→ Records for the exercise:
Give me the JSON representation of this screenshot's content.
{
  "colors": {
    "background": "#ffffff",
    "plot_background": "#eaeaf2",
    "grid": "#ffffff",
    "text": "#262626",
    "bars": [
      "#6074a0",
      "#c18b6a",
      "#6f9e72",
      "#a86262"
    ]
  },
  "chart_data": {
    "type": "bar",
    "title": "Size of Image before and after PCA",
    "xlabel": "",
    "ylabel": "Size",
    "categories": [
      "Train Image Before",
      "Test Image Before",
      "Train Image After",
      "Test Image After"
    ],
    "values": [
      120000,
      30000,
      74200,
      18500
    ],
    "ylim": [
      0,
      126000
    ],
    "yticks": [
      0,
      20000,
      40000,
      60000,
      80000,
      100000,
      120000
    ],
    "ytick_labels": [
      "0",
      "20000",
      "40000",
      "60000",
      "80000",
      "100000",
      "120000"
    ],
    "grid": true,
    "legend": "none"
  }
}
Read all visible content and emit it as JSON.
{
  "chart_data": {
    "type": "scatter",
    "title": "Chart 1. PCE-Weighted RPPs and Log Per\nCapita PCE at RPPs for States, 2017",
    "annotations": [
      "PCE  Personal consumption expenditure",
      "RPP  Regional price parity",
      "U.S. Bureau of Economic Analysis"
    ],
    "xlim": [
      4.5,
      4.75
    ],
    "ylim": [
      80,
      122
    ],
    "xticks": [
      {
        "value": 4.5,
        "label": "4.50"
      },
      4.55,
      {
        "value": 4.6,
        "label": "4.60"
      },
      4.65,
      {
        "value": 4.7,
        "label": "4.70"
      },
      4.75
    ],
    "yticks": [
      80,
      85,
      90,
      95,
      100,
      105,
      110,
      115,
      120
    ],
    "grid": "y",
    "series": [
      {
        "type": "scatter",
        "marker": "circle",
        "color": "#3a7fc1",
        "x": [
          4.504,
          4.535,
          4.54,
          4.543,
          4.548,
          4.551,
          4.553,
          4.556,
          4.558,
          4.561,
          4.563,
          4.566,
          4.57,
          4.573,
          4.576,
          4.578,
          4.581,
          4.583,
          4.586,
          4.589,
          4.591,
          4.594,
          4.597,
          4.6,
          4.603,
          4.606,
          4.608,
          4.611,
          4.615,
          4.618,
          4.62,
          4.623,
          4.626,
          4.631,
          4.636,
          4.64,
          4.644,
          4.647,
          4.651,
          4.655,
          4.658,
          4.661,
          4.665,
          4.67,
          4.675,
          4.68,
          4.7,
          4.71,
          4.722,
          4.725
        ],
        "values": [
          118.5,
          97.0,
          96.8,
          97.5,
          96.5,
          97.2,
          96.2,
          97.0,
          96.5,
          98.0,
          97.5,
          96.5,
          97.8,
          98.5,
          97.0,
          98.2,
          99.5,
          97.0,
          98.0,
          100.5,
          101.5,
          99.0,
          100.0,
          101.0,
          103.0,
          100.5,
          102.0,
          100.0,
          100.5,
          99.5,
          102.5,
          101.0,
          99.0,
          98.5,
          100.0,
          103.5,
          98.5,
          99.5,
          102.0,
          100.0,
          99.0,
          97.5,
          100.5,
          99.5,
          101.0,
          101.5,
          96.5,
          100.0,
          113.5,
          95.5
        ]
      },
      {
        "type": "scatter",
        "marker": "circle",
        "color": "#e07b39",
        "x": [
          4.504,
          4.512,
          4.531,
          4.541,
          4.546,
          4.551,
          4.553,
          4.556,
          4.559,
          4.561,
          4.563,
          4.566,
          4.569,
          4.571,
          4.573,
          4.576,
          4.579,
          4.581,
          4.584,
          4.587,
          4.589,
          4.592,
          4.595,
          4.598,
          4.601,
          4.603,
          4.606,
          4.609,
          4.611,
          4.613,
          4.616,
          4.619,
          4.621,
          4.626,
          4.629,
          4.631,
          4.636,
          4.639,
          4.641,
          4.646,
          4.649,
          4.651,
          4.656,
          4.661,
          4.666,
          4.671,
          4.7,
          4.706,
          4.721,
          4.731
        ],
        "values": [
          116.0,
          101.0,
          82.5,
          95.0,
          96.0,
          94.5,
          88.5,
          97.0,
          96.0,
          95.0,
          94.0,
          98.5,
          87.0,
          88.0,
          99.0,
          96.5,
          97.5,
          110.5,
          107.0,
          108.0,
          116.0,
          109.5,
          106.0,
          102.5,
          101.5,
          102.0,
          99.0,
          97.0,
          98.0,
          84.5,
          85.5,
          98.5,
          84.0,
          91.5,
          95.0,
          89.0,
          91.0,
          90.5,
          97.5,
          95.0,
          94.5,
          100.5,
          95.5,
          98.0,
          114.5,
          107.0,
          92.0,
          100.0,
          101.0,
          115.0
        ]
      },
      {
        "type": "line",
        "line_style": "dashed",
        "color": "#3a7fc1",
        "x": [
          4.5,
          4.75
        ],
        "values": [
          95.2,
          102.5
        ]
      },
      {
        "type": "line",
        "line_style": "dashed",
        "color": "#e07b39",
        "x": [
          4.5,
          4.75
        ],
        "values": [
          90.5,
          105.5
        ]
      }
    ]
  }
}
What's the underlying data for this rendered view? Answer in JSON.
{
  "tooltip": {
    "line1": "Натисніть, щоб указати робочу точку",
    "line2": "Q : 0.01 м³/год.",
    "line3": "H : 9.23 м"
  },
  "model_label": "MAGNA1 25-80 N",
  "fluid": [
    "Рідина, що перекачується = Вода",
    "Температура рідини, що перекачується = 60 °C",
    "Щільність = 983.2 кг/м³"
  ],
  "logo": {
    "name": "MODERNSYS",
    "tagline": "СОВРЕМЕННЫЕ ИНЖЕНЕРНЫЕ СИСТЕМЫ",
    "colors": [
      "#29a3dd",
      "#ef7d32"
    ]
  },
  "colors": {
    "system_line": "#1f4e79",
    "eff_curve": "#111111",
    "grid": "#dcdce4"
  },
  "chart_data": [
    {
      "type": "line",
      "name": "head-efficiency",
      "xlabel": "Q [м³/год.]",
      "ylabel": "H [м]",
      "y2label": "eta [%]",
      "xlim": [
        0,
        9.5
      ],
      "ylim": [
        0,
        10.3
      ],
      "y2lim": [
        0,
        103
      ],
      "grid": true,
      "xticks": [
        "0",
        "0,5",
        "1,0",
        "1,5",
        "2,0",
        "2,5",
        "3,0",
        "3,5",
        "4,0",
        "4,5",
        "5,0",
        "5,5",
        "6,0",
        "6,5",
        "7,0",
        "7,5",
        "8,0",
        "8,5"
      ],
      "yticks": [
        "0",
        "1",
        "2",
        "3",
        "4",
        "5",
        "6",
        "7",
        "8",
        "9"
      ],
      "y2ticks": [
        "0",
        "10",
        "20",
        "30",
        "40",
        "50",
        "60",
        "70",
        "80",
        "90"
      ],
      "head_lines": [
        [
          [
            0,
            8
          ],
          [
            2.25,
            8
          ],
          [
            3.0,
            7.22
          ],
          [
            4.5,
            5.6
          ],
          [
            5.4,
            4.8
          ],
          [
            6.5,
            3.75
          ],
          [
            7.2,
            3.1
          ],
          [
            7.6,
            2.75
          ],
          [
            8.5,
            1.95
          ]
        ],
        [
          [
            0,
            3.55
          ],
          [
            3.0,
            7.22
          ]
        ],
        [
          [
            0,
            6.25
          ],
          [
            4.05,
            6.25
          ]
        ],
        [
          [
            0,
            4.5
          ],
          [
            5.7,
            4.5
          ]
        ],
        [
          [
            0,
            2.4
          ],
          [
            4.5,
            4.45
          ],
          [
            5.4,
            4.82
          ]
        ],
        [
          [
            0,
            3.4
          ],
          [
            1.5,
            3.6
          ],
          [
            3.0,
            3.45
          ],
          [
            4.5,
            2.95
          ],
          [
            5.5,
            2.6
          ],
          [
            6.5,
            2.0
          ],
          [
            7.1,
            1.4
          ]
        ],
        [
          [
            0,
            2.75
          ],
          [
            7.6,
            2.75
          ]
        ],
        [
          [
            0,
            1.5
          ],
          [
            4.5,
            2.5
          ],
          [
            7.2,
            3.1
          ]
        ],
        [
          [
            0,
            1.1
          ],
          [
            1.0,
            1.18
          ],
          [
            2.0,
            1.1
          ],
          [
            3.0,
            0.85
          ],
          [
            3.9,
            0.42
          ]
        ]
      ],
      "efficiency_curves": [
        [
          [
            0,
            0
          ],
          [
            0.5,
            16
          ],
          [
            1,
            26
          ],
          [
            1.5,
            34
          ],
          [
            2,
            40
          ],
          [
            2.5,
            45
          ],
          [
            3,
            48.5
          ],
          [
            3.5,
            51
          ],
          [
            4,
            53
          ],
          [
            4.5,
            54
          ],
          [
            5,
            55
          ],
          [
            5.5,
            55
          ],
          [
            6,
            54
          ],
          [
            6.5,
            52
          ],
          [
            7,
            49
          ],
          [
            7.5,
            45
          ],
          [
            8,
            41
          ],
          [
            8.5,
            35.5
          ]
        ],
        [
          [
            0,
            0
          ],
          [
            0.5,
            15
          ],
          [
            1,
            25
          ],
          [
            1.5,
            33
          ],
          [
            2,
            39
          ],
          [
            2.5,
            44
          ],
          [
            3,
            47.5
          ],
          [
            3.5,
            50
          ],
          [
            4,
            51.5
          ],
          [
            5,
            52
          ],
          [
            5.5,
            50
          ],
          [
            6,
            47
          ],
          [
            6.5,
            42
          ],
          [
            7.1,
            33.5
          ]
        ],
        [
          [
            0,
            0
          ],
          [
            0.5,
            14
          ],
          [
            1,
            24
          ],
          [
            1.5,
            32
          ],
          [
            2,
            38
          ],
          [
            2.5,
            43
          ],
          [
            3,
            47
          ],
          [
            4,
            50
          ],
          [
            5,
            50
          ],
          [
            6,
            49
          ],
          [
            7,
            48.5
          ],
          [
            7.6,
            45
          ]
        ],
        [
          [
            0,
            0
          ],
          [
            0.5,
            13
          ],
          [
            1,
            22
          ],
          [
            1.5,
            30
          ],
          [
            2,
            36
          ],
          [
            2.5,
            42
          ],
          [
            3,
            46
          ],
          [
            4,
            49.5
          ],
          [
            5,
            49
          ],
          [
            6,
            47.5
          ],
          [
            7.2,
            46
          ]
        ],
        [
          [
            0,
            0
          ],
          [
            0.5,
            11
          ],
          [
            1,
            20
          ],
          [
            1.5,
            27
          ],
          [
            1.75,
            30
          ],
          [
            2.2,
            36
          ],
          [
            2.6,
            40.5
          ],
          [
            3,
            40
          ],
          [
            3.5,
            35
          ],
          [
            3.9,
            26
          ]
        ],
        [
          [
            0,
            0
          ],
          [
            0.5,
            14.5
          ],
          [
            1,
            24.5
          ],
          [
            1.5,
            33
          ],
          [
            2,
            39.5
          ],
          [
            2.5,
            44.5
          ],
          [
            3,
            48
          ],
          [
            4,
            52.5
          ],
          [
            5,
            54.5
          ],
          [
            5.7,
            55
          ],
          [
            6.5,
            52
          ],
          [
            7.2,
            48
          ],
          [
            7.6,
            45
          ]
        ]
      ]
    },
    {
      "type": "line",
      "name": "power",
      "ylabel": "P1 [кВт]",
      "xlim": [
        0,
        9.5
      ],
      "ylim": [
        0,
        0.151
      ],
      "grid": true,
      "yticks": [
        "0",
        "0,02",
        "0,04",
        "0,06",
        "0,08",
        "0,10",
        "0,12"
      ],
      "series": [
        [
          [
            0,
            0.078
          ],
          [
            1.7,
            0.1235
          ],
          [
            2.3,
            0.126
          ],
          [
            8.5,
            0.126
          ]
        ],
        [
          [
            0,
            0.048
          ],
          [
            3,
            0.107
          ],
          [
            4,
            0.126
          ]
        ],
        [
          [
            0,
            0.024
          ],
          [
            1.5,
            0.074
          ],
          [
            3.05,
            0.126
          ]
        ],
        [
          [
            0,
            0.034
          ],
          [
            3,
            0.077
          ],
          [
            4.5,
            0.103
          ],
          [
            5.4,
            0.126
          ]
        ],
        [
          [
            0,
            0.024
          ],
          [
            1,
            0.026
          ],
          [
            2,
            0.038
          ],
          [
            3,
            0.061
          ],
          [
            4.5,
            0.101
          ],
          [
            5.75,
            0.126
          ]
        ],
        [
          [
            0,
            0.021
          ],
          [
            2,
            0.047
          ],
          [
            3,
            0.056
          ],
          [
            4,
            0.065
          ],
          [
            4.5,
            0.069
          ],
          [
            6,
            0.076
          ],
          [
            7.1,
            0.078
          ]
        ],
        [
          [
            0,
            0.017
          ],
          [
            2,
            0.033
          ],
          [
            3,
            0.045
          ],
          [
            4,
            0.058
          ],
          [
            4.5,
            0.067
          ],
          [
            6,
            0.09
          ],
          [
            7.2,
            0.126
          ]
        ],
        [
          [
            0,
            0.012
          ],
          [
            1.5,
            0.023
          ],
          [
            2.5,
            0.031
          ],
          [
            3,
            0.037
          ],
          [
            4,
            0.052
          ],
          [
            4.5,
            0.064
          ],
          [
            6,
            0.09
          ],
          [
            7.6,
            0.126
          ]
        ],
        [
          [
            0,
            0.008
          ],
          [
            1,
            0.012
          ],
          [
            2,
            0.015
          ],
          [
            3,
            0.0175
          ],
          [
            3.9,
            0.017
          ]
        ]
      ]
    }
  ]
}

→ Aim:
Using the listing above, pick out each line that contains the word "JSON", then copy it.

→ Exercise solution:
Give me the JSON representation of this screenshot's content.
Read all visible content and emit it as JSON.
What's the underlying data for this rendered view? Answer in JSON.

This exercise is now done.